» **WORK INSTRUCTIONS**
Locate the string "book" throughout the material and copy every line in which it occurs.

» **RECORDS PROVIDED**
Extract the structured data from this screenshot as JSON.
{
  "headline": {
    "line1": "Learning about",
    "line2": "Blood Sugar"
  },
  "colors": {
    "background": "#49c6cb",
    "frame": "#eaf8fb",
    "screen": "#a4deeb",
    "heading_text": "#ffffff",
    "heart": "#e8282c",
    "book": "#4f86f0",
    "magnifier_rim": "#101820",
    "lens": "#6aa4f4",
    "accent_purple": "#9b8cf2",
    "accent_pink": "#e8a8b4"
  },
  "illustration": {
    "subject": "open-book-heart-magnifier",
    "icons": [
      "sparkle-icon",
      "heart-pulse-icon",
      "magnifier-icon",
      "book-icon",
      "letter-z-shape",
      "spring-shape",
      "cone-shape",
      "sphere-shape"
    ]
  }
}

» **SOLUTION TO THE EXERCISE**
    "book": "#4f86f0",
    "subject": "open-book-heart-magnifier",
      "book-icon",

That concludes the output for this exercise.